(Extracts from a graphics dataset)
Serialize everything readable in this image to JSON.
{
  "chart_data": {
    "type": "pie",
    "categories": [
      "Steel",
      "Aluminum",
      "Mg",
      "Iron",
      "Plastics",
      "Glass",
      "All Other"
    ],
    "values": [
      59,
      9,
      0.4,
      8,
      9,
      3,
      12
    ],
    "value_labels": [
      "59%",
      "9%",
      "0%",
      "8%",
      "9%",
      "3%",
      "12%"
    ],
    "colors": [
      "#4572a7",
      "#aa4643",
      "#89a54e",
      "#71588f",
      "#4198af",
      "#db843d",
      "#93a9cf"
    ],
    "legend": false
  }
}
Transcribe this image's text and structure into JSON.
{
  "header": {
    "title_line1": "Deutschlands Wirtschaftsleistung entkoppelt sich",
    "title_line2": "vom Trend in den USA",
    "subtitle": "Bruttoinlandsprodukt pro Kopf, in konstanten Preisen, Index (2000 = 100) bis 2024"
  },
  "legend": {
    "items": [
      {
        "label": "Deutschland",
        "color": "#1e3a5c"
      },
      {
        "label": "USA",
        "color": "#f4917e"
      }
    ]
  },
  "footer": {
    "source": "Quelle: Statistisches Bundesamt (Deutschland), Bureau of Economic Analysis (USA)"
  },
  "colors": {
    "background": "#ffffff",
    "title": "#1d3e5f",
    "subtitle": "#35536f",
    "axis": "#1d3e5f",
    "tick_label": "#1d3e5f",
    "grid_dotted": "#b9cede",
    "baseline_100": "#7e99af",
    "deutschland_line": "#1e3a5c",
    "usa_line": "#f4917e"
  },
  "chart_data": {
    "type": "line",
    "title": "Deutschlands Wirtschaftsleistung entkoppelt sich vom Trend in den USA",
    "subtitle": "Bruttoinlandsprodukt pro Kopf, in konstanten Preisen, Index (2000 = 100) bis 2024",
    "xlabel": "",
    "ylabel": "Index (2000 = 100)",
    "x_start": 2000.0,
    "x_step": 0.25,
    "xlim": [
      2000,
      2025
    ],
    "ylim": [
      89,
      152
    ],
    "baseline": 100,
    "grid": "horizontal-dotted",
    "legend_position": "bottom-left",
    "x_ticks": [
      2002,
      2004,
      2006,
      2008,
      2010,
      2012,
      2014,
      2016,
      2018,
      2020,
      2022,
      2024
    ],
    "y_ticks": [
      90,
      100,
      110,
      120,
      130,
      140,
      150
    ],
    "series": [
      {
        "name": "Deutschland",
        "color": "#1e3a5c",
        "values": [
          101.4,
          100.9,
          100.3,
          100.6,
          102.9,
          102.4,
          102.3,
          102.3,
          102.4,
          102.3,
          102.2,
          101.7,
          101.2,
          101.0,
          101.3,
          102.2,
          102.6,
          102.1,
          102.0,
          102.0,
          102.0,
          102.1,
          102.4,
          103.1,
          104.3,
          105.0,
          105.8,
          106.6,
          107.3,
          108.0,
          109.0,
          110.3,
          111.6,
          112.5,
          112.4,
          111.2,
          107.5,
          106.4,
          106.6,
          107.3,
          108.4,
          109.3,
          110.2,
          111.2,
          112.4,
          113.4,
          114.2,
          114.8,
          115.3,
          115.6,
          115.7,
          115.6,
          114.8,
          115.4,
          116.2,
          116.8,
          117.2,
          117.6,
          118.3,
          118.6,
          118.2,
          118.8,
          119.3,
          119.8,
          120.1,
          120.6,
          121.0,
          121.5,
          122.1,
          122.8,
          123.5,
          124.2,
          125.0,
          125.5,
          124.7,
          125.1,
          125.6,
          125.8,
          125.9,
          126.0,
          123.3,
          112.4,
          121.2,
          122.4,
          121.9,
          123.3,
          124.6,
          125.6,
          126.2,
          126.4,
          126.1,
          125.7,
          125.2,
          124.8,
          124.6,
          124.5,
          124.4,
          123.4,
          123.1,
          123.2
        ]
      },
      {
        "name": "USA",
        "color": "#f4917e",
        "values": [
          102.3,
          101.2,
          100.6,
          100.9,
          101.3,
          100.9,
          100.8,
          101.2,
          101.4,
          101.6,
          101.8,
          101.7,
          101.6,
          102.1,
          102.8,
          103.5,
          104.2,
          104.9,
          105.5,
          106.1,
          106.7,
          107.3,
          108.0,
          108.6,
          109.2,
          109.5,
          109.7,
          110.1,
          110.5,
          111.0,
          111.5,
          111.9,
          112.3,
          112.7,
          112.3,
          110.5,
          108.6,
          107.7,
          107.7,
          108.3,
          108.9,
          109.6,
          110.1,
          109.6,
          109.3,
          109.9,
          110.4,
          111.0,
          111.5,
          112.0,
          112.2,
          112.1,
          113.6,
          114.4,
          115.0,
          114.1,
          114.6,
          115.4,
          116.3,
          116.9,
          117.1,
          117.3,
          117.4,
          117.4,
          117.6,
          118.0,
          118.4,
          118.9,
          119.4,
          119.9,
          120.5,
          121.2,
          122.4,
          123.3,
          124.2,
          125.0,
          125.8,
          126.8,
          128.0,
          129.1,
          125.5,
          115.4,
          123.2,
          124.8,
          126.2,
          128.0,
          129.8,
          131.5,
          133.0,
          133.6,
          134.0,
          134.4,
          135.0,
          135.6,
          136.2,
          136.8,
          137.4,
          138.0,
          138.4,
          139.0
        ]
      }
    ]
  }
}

TASK STATEMENT
Please restate the records in full, word for word.

ANSWER IN FULL
Serialize everything readable in this image to JSON.
{
  "chart_data": {
    "type": "pie",
    "categories": [
      "Steel",
      "Aluminum",
      "Mg",
      "Iron",
      "Plastics",
      "Glass",
      "All Other"
    ],
    "values": [
      59,
      9,
      0.4,
      8,
      9,
      3,
      12
    ],
    "value_labels": [
      "59%",
      "9%",
      "0%",
      "8%",
      "9%",
      "3%",
      "12%"
    ],
    "colors": [
      "#4572a7",
      "#aa4643",
      "#89a54e",
      "#71588f",
      "#4198af",
      "#db843d",
      "#93a9cf"
    ],
    "legend": false
  }
}
Transcribe this image's text and structure into JSON.
{
  "header": {
    "title_line1": "Deutschlands Wirtschaftsleistung entkoppelt sich",
    "title_line2": "vom Trend in den USA",
    "subtitle": "Bruttoinlandsprodukt pro Kopf, in konstanten Preisen, Index (2000 = 100) bis 2024"
  },
  "legend": {
    "items": [
      {
        "label": "Deutschland",
        "color": "#1e3a5c"
      },
      {
        "label": "USA",
        "color": "#f4917e"
      }
    ]
  },
  "footer": {
    "source": "Quelle: Statistisches Bundesamt (Deutschland), Bureau of Economic Analysis (USA)"
  },
  "colors": {
    "background": "#ffffff",
    "title": "#1d3e5f",
    "subtitle": "#35536f",
    "axis": "#1d3e5f",
    "tick_label": "#1d3e5f",
    "grid_dotted": "#b9cede",
    "baseline_100": "#7e99af",
    "deutschland_line": "#1e3a5c",
    "usa_line": "#f4917e"
  },
  "chart_data": {
    "type": "line",
    "title": "Deutschlands Wirtschaftsleistung entkoppelt sich vom Trend in den USA",
    "subtitle": "Bruttoinlandsprodukt pro Kopf, in konstanten Preisen, Index (2000 = 100) bis 2024",
    "xlabel": "",
    "ylabel": "Index (2000 = 100)",
    "x_start": 2000.0,
    "x_step": 0.25,
    "xlim": [
      2000,
      2025
    ],
    "ylim": [
      89,
      152
    ],
    "baseline": 100,
    "grid": "horizontal-dotted",
    "legend_position": "bottom-left",
    "x_ticks": [
      2002,
      2004,
      2006,
      2008,
      2010,
      2012,
      2014,
      2016,
      2018,
      2020,
      2022,
      2024
    ],
    "y_ticks": [
      90,
      100,
      110,
      120,
      130,
      140,
      150
    ],
    "series": [
      {
        "name": "Deutschland",
        "color": "#1e3a5c",
        "values": [
          101.4,
          100.9,
          100.3,
          100.6,
          102.9,
          102.4,
          102.3,
          102.3,
          102.4,
          102.3,
          102.2,
          101.7,
          101.2,
          101.0,
          101.3,
          102.2,
          102.6,
          102.1,
          102.0,
          102.0,
          102.0,
          102.1,
          102.4,
          103.1,
          104.3,
          105.0,
          105.8,
          106.6,
          107.3,
          108.0,
          109.0,
          110.3,
          111.6,
          112.5,
          112.4,
          111.2,
          107.5,
          106.4,
          106.6,
          107.3,
          108.4,
          109.3,
          110.2,
          111.2,
          112.4,
          113.4,
          114.2,
          114.8,
          115.3,
          115.6,
          115.7,
          115.6,
          114.8,
          115.4,
          116.2,
          116.8,
          117.2,
          117.6,
          118.3,
          118.6,
          118.2,
          118.8,
          119.3,
          119.8,
          120.1,
          120.6,
          121.0,
          121.5,
          122.1,
          122.8,
          123.5,
          124.2,
          125.0,
          125.5,
          124.7,
          125.1,
          125.6,
          125.8,
          125.9,
          126.0,
          123.3,
          112.4,
          121.2,
          122.4,
          121.9,
          123.3,
          124.6,
          125.6,
          126.2,
          126.4,
          126.1,
          125.7,
          125.2,
          124.8,
          124.6,
          124.5,
          124.4,
          123.4,
          123.1,
          123.2
        ]
      },
      {
        "name": "USA",
        "color": "#f4917e",
        "values": [
          102.3,
          101.2,
          100.6,
          100.9,
          101.3,
          100.9,
          100.8,
          101.2,
          101.4,
          101.6,
          101.8,
          101.7,
          101.6,
          102.1,
          102.8,
          103.5,
          104.2,
          104.9,
          105.5,
          106.1,
          106.7,
          107.3,
          108.0,
          108.6,
          109.2,
          109.5,
          109.7,
          110.1,
          110.5,
          111.0,
          111.5,
          111.9,
          112.3,
          112.7,
          112.3,
          110.5,
          108.6,
          107.7,
          107.7,
          108.3,
          108.9,
          109.6,
          110.1,
          109.6,
          109.3,
          109.9,
          110.4,
          111.0,
          111.5,
          112.0,
          112.2,
          112.1,
          113.6,
          114.4,
          115.0,
          114.1,
          114.6,
          115.4,
          116.3,
          116.9,
          117.1,
          117.3,
          117.4,
          117.4,
          117.6,
          118.0,
          118.4,
          118.9,
          119.4,
          119.9,
          120.5,
          121.2,
          122.4,
          123.3,
          124.2,
          125.0,
          125.8,
          126.8,
          128.0,
          129.1,
          125.5,
          115.4,
          123.2,
          124.8,
          126.2,
          128.0,
          129.8,
          131.5,
          133.0,
          133.6,
          134.0,
          134.4,
          135.0,
          135.6,
          136.2,
          136.8,
          137.4,
          138.0,
          138.4,
          139.0
        ]
      }
    ]
  }
}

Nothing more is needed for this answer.